----- MATERIAL SUPPLIED -----

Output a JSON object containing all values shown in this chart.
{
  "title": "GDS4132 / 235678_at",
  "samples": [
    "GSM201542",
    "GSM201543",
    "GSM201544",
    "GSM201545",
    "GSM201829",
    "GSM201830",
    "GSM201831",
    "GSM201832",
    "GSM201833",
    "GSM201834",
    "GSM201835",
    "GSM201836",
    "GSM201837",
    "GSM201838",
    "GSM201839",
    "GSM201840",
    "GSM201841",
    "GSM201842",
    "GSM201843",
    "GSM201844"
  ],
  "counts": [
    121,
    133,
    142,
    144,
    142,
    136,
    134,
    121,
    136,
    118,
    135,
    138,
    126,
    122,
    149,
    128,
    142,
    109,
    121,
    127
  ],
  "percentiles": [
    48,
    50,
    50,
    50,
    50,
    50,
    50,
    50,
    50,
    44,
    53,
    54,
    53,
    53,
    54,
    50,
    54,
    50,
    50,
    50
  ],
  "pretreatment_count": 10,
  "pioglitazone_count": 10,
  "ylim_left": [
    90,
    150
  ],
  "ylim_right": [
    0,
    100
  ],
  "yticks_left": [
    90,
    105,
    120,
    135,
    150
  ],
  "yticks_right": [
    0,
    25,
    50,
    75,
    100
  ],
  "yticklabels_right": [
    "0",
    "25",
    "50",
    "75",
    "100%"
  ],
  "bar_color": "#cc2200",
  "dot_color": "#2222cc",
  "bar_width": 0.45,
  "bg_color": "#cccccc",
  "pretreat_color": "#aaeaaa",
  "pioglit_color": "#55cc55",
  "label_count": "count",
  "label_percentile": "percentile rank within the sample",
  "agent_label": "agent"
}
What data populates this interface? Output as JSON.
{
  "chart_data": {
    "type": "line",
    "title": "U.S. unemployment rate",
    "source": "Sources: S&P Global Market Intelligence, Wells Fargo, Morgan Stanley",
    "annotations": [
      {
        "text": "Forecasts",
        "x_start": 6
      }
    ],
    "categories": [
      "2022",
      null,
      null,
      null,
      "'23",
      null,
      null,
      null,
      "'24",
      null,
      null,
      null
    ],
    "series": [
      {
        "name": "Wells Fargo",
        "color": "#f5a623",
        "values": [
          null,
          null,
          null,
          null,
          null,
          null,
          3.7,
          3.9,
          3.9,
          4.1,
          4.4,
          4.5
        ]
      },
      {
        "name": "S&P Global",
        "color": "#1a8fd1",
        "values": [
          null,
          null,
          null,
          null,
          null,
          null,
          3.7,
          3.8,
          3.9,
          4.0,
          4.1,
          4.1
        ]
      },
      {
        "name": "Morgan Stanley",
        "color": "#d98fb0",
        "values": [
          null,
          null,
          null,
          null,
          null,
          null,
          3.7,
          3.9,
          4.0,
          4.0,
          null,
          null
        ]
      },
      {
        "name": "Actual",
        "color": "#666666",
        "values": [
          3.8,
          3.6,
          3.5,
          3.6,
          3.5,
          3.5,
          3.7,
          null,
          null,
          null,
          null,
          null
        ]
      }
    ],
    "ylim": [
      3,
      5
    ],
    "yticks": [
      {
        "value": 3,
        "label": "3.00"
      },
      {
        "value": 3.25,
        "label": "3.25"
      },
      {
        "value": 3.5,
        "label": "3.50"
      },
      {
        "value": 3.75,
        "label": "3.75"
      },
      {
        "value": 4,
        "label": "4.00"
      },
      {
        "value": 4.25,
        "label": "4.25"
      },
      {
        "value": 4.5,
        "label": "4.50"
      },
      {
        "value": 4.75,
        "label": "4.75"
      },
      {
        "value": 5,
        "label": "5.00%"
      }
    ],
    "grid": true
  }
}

-----

-- EXERCISE OBJECTIVE --
Above are the records. Identify each line that contains the word "Fargo".

-- WRITTEN RESPONSE --
    "source": "Sources: S&P Global Market Intelligence, Wells Fargo, Morgan Stanley",
        "name": "Wells Fargo",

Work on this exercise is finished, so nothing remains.